Directive 1:
Decide whether each statement below agrees with the Age of Empires comment thread, answering yes or no and quoting the words from the thread that decide it: (a) One commenter found that VMware worked without any need to change settings. (b) The anti-aliasing option is reached through the top left scroll bar. (c) After updating to version 4.3.16, one commenter lost the game's fonts.
Directive 2:
Resume the Age of Empires comment thread below, picking up after its final comment.

Page:
How can I disable the antialiasing in the options? Do you mean the Age Of empires options? Virtual box options? window options?
had the same issue, wasted hours researching …until I tried VMware instead. No issue there, no need to fiddle with settings. It just works. Give it a try.
to disable anti aliasing (it’s an option in AoE) click on the top right scroll bar -> options)
Thanks for the good instructions!
Hey! I cannot find that option!
Can you post a picture or something?
Thanks a lot!
Thanks. This work for me on OSX Mountain Lion with Windows 7 guest. One thing I notice is that the mouse scroll on the map does not work sometimes except for when I am laying down a new building. Not sure what would cause this. Any idea?
I had it working on my system, but I now updated VirtualBox and the guest additions to 4.3.16 and the game to 3.8 and now the fonts are missing. :( I see them for a second when I start the game but then they vanish. Anyone else having this issue?

[Dataset items]
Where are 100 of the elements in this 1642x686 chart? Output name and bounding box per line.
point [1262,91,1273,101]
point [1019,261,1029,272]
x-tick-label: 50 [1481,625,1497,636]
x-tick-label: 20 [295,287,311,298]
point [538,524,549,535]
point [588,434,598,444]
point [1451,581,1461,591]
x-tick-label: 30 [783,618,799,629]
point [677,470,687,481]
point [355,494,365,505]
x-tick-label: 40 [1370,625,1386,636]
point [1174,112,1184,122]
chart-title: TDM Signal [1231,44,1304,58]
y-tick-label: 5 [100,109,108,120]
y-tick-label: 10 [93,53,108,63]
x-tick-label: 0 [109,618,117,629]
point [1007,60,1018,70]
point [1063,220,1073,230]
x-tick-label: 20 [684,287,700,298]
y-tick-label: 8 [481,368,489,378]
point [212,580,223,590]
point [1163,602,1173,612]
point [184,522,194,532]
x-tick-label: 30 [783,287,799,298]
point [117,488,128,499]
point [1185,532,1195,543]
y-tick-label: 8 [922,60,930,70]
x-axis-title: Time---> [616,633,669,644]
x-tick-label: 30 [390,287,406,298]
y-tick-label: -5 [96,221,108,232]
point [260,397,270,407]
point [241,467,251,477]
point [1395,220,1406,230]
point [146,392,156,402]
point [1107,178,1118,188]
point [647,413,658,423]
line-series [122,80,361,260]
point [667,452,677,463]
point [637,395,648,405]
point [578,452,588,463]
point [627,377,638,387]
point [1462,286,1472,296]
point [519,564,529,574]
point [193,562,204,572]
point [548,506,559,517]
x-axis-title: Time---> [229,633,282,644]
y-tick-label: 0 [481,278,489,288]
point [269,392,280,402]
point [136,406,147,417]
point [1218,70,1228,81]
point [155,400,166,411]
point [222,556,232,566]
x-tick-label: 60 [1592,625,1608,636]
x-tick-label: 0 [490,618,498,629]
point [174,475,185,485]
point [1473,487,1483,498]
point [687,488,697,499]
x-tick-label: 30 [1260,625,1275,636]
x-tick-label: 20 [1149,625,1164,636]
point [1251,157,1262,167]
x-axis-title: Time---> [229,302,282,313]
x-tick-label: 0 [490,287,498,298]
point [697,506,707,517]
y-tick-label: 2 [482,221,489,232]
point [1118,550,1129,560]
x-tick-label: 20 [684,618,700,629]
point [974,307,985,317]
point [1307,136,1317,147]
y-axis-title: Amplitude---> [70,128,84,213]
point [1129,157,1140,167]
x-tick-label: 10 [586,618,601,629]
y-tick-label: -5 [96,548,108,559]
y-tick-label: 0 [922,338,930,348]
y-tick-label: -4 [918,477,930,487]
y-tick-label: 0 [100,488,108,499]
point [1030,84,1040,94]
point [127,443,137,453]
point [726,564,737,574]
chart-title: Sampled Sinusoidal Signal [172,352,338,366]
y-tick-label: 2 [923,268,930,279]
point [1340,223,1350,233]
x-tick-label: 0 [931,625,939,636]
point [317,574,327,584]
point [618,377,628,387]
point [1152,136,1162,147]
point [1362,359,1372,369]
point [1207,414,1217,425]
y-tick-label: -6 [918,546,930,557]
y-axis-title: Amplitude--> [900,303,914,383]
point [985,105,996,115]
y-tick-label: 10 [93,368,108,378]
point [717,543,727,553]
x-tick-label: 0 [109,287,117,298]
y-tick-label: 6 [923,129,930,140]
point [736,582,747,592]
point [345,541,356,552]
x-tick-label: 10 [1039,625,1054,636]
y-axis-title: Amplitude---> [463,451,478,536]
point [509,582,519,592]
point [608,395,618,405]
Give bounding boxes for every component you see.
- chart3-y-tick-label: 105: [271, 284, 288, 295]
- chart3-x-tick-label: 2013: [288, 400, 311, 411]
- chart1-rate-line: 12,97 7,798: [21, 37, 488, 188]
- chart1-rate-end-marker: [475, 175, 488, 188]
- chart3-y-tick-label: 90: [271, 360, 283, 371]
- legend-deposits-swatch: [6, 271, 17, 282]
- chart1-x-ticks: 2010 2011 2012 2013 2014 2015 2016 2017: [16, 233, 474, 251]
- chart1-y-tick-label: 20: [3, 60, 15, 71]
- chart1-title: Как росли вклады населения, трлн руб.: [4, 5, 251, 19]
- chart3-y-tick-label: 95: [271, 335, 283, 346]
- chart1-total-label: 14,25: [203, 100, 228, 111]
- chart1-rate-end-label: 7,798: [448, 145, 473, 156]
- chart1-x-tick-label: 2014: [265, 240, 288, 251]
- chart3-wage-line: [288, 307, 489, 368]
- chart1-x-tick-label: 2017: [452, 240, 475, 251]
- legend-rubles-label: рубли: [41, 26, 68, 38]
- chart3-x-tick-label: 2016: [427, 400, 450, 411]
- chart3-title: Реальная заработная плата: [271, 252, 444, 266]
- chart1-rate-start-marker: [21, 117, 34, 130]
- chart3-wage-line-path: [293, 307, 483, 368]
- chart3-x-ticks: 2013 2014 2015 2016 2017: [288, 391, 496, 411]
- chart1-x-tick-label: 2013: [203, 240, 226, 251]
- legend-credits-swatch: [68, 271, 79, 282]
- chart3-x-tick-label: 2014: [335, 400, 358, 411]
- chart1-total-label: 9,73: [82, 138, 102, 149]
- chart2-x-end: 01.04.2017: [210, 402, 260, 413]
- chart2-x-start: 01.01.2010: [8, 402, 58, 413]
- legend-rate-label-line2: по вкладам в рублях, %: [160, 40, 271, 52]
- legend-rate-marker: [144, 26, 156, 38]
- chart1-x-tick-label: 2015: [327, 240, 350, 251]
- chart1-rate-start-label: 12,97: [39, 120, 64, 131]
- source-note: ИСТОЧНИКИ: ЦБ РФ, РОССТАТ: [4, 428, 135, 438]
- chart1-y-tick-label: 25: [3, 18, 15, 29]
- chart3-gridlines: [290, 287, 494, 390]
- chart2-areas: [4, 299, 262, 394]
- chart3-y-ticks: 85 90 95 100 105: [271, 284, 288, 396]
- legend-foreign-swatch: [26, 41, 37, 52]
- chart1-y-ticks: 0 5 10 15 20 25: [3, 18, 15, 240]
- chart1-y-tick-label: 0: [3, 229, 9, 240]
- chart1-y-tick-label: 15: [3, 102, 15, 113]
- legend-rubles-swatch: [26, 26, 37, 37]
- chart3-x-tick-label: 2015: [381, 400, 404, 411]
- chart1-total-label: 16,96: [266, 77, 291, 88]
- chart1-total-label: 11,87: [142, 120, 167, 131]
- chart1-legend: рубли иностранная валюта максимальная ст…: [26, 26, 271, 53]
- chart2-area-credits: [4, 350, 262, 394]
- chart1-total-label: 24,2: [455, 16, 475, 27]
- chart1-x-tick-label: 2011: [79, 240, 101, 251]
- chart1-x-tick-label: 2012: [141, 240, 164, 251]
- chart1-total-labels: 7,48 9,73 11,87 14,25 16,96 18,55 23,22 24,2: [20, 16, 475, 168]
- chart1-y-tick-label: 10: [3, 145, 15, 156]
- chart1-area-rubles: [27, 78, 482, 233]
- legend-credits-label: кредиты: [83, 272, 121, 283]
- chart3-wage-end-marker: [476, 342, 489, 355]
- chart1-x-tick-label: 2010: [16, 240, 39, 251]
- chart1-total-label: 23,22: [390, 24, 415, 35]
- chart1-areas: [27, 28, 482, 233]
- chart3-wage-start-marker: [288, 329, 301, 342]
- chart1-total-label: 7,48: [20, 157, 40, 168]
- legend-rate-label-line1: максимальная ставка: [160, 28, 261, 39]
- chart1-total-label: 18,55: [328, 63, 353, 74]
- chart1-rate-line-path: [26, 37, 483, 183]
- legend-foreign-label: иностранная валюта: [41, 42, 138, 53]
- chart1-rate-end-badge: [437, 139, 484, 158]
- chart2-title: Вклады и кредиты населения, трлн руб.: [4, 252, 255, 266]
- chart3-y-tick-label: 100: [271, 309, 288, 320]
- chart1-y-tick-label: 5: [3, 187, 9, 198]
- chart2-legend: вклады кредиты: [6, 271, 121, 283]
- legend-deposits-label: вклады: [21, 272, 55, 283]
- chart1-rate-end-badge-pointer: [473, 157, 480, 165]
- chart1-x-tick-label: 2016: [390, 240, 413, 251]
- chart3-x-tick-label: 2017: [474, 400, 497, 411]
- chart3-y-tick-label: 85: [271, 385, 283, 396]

Exercise result 1:
(a) Yes: "No issue there, no need to fiddle with settings."
(b) No: "click on the top right scroll bar -> options"
(c) Yes: "and now the fonts are missing"

Exercise result 2:
Same here, fonts disappear after a second (everywhere) ever since I install the experimental 3D support… anyways, everything should be fine, but it’s not, and my mac host is only getting 2/3 fps out of it making the game totally unplayable.. Hopefully, it was only 4 euros on black friday…
Legend! Works for me, thanks.
The video display options are greyed out for me when I try to turn on 3D acceleration in virtualbox. Why is it greyed out??
YAY! Thanks!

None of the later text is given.